** Start of EXTRACTED DATA **

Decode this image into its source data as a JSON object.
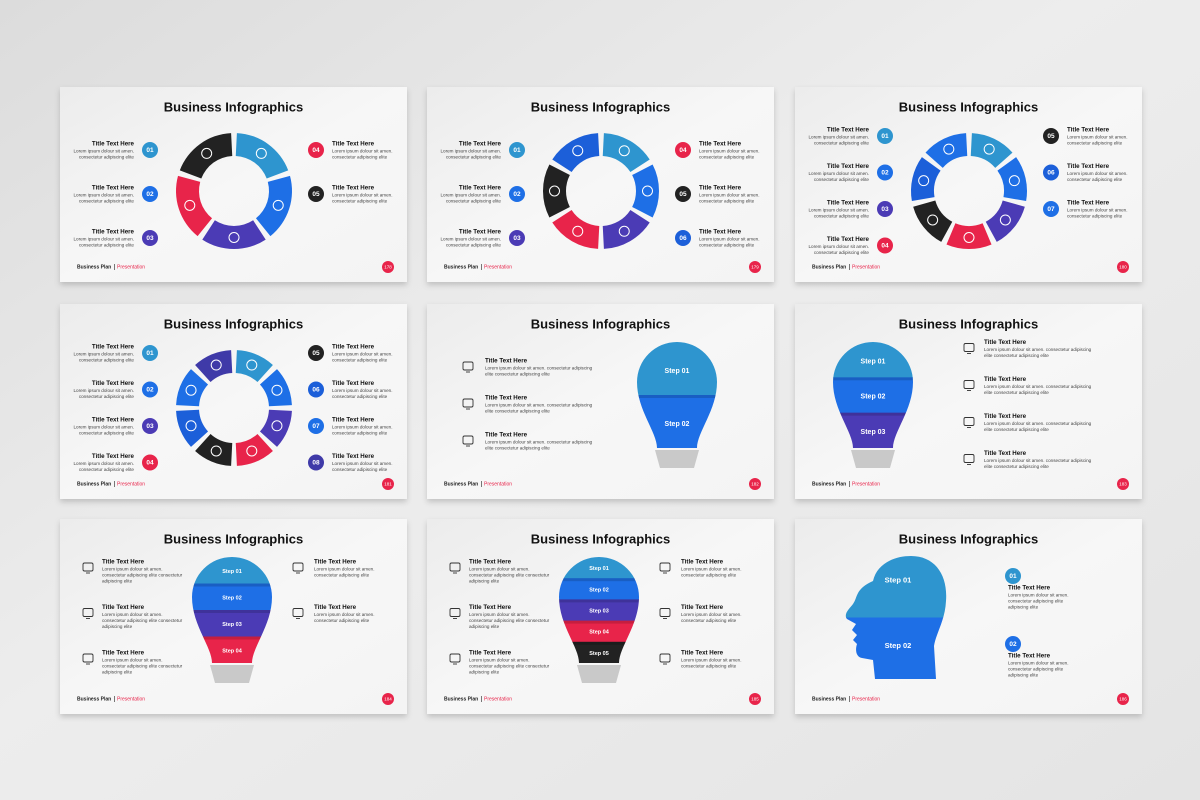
{
  "slides": [
    {
      "layout": "ring",
      "title": "Business Infographics",
      "brand": "Business Plan",
      "section": "Presentation",
      "page": 178,
      "left_items": [
        {
          "number": "01",
          "color": "#2e95cf",
          "title": "Title Text Here",
          "body": [
            "Lorem ipsum dolour sit amen.",
            "consectetur adipiscing elite"
          ]
        },
        {
          "number": "02",
          "color": "#1e6fe6",
          "title": "Title Text Here",
          "body": [
            "Lorem ipsum dolour sit amen.",
            "consectetur adipiscing elite"
          ]
        },
        {
          "number": "03",
          "color": "#4b3bb5",
          "title": "Title Text Here",
          "body": [
            "Lorem ipsum dolour sit amen.",
            "consectetur adipiscing elite"
          ]
        }
      ],
      "right_items": [
        {
          "number": "04",
          "color": "#e8244a",
          "title": "Title Text Here",
          "body": [
            "Lorem ipsum dolour sit amen.",
            "consectetur adipiscing elite"
          ]
        },
        {
          "number": "05",
          "color": "#222222",
          "title": "Title Text Here",
          "body": [
            "Lorem ipsum dolour sit amen.",
            "consectetur adipiscing elite"
          ]
        }
      ]
    },
    {
      "layout": "ring",
      "title": "Business Infographics",
      "brand": "Business Plan",
      "section": "Presentation",
      "page": 179,
      "left_items": [
        {
          "number": "01",
          "color": "#2e95cf",
          "title": "Title Text Here",
          "body": [
            "Lorem ipsum dolour sit amen.",
            "consectetur adipiscing elite"
          ]
        },
        {
          "number": "02",
          "color": "#1e6fe6",
          "title": "Title Text Here",
          "body": [
            "Lorem ipsum dolour sit amen.",
            "consectetur adipiscing elite"
          ]
        },
        {
          "number": "03",
          "color": "#4b3bb5",
          "title": "Title Text Here",
          "body": [
            "Lorem ipsum dolour sit amen.",
            "consectetur adipiscing elite"
          ]
        }
      ],
      "right_items": [
        {
          "number": "04",
          "color": "#e8244a",
          "title": "Title Text Here",
          "body": [
            "Lorem ipsum dolour sit amen.",
            "consectetur adipiscing elite"
          ]
        },
        {
          "number": "05",
          "color": "#222222",
          "title": "Title Text Here",
          "body": [
            "Lorem ipsum dolour sit amen.",
            "consectetur adipiscing elite"
          ]
        },
        {
          "number": "06",
          "color": "#1c5fd9",
          "title": "Title Text Here",
          "body": [
            "Lorem ipsum dolour sit amen.",
            "consectetur adipiscing elite"
          ]
        }
      ]
    },
    {
      "layout": "ring",
      "title": "Business Infographics",
      "brand": "Business Plan",
      "section": "Presentation",
      "page": 180,
      "left_items": [
        {
          "number": "01",
          "color": "#2e95cf",
          "title": "Title Text Here",
          "body": [
            "Lorem ipsum dolour sit amen.",
            "consectetur adipiscing elite"
          ]
        },
        {
          "number": "02",
          "color": "#1e6fe6",
          "title": "Title Text Here",
          "body": [
            "Lorem ipsum dolour sit amen.",
            "consectetur adipiscing elite"
          ]
        },
        {
          "number": "03",
          "color": "#4b3bb5",
          "title": "Title Text Here",
          "body": [
            "Lorem ipsum dolour sit amen.",
            "consectetur adipiscing elite"
          ]
        },
        {
          "number": "04",
          "color": "#e8244a",
          "title": "Title Text Here",
          "body": [
            "Lorem ipsum dolour sit amen.",
            "consectetur adipiscing elite"
          ]
        }
      ],
      "right_items": [
        {
          "number": "05",
          "color": "#222222",
          "title": "Title Text Here",
          "body": [
            "Lorem ipsum dolour sit amen.",
            "consectetur adipiscing elite"
          ]
        },
        {
          "number": "06",
          "color": "#1c5fd9",
          "title": "Title Text Here",
          "body": [
            "Lorem ipsum dolour sit amen.",
            "consectetur adipiscing elite"
          ]
        },
        {
          "number": "07",
          "color": "#1e6fe6",
          "title": "Title Text Here",
          "body": [
            "Lorem ipsum dolour sit amen.",
            "consectetur adipiscing elite"
          ]
        }
      ]
    },
    {
      "layout": "ring",
      "title": "Business Infographics",
      "brand": "Business Plan",
      "section": "Presentation",
      "page": 181,
      "left_items": [
        {
          "number": "01",
          "color": "#2e95cf",
          "title": "Title Text Here",
          "body": [
            "Lorem ipsum dolour sit amen.",
            "consectetur adipiscing elite"
          ]
        },
        {
          "number": "02",
          "color": "#1e6fe6",
          "title": "Title Text Here",
          "body": [
            "Lorem ipsum dolour sit amen.",
            "consectetur adipiscing elite"
          ]
        },
        {
          "number": "03",
          "color": "#4b3bb5",
          "title": "Title Text Here",
          "body": [
            "Lorem ipsum dolour sit amen.",
            "consectetur adipiscing elite"
          ]
        },
        {
          "number": "04",
          "color": "#e8244a",
          "title": "Title Text Here",
          "body": [
            "Lorem ipsum dolour sit amen.",
            "consectetur adipiscing elite"
          ]
        }
      ],
      "right_items": [
        {
          "number": "05",
          "color": "#222222",
          "title": "Title Text Here",
          "body": [
            "Lorem ipsum dolour sit amen.",
            "consectetur adipiscing elite"
          ]
        },
        {
          "number": "06",
          "color": "#1c5fd9",
          "title": "Title Text Here",
          "body": [
            "Lorem ipsum dolour sit amen.",
            "consectetur adipiscing elite"
          ]
        },
        {
          "number": "07",
          "color": "#1e6fe6",
          "title": "Title Text Here",
          "body": [
            "Lorem ipsum dolour sit amen.",
            "consectetur adipiscing elite"
          ]
        },
        {
          "number": "08",
          "color": "#3f3aa8",
          "title": "Title Text Here",
          "body": [
            "Lorem ipsum dolour sit amen.",
            "consectetur adipiscing elite"
          ]
        }
      ]
    },
    {
      "layout": "bulb",
      "title": "Business Infographics",
      "brand": "Business Plan",
      "section": "Presentation",
      "page": 182,
      "steps": [
        {
          "label": "Step 01",
          "color": "#2e95cf"
        },
        {
          "label": "Step 02",
          "color": "#1e6fe6"
        }
      ],
      "left_items": [
        {
          "title": "Title Text Here",
          "body": [
            "Lorem ipsum dolour sit amen. consectetur adipiscing",
            "elite consectetur adipiscing elite"
          ]
        },
        {
          "title": "Title Text Here",
          "body": [
            "Lorem ipsum dolour sit amen. consectetur adipiscing",
            "elite consectetur adipiscing elite"
          ]
        },
        {
          "title": "Title Text Here",
          "body": [
            "Lorem ipsum dolour sit amen. consectetur adipiscing",
            "elite consectetur adipiscing elite"
          ]
        }
      ],
      "right_items": []
    },
    {
      "layout": "bulb",
      "title": "Business Infographics",
      "brand": "Business Plan",
      "section": "Presentation",
      "page": 183,
      "steps": [
        {
          "label": "Step 01",
          "color": "#2e95cf"
        },
        {
          "label": "Step 02",
          "color": "#1e6fe6"
        },
        {
          "label": "Step 03",
          "color": "#4b3bb5"
        }
      ],
      "left_items": [],
      "right_items": [
        {
          "title": "Title Text Here",
          "body": [
            "Lorem ipsum dolour sit amen. consectetur adipiscing",
            "elite consectetur adipiscing elite"
          ]
        },
        {
          "title": "Title Text Here",
          "body": [
            "Lorem ipsum dolour sit amen. consectetur adipiscing",
            "elite consectetur adipiscing elite"
          ]
        },
        {
          "title": "Title Text Here",
          "body": [
            "Lorem ipsum dolour sit amen. consectetur adipiscing",
            "elite consectetur adipiscing elite"
          ]
        },
        {
          "title": "Title Text Here",
          "body": [
            "Lorem ipsum dolour sit amen. consectetur adipiscing",
            "elite consectetur adipiscing elite"
          ]
        }
      ]
    },
    {
      "layout": "bulb",
      "title": "Business Infographics",
      "brand": "Business Plan",
      "section": "Presentation",
      "page": 184,
      "steps": [
        {
          "label": "Step 01",
          "color": "#2e95cf"
        },
        {
          "label": "Step 02",
          "color": "#1e6fe6"
        },
        {
          "label": "Step 03",
          "color": "#4b3bb5"
        },
        {
          "label": "Step 04",
          "color": "#e8244a"
        }
      ],
      "left_items": [
        {
          "title": "Title Text Here",
          "body": [
            "Lorem ipsum dolour sit amen.",
            "consectetur adipiscing elite consectetur",
            "adipiscing elite"
          ]
        },
        {
          "title": "Title Text Here",
          "body": [
            "Lorem ipsum dolour sit amen.",
            "consectetur adipiscing elite consectetur",
            "adipiscing elite"
          ]
        },
        {
          "title": "Title Text Here",
          "body": [
            "Lorem ipsum dolour sit amen.",
            "consectetur adipiscing elite consectetur",
            "adipiscing elite"
          ]
        }
      ],
      "right_items": [
        {
          "title": "Title Text Here",
          "body": [
            "Lorem ipsum dolour sit amen.",
            "consectetur adipiscing elite"
          ]
        },
        {
          "title": "Title Text Here",
          "body": [
            "Lorem ipsum dolour sit amen.",
            "consectetur adipiscing elite"
          ]
        }
      ]
    },
    {
      "layout": "bulb",
      "title": "Business Infographics",
      "brand": "Business Plan",
      "section": "Presentation",
      "page": 185,
      "steps": [
        {
          "label": "Step 01",
          "color": "#2e95cf"
        },
        {
          "label": "Step 02",
          "color": "#1e6fe6"
        },
        {
          "label": "Step 03",
          "color": "#4b3bb5"
        },
        {
          "label": "Step 04",
          "color": "#e8244a"
        },
        {
          "label": "Step 05",
          "color": "#222222"
        }
      ],
      "left_items": [
        {
          "title": "Title Text Here",
          "body": [
            "Lorem ipsum dolour sit amen.",
            "consectetur adipiscing elite consectetur",
            "adipiscing elite"
          ]
        },
        {
          "title": "Title Text Here",
          "body": [
            "Lorem ipsum dolour sit amen.",
            "consectetur adipiscing elite consectetur",
            "adipiscing elite"
          ]
        },
        {
          "title": "Title Text Here",
          "body": [
            "Lorem ipsum dolour sit amen.",
            "consectetur adipiscing elite consectetur",
            "adipiscing elite"
          ]
        }
      ],
      "right_items": [
        {
          "title": "Title Text Here",
          "body": [
            "Lorem ipsum dolour sit amen.",
            "consectetur adipiscing elite"
          ]
        },
        {
          "title": "Title Text Here",
          "body": [
            "Lorem ipsum dolour sit amen.",
            "consectetur adipiscing elite"
          ]
        },
        {
          "title": "Title Text Here",
          "body": [
            "Lorem ipsum dolour sit amen.",
            "consectetur adipiscing elite"
          ]
        }
      ]
    },
    {
      "layout": "head",
      "title": "Business Infographics",
      "brand": "Business Plan",
      "section": "Presentation",
      "page": 186,
      "steps": [
        {
          "label": "Step 01",
          "color": "#2e95cf"
        },
        {
          "label": "Step 02",
          "color": "#1e6fe6"
        }
      ],
      "left_items": [],
      "right_items": [
        {
          "number": "01",
          "color": "#2e95cf",
          "title": "Title Text Here",
          "body": [
            "Lorem ipsum dolour sit amen.",
            "consectetur adipiscing elite",
            "adipiscing elite"
          ]
        },
        {
          "number": "02",
          "color": "#1e6fe6",
          "title": "Title Text Here",
          "body": [
            "Lorem ipsum dolour sit amen.",
            "consectetur adipiscing elite",
            "adipiscing elite"
          ]
        }
      ]
    }
  ]
}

** End of EXTRACTED DATA **

### STATED PROBLEM
Which lines contain the word "page"? Return each of them.

### FULL RESPONSE
      "page": 178,
      "page": 179,
      "page": 180,
      "page": 181,
      "page": 182,
      "page": 183,
      "page": 184,
      "page": 185,
      "page": 186,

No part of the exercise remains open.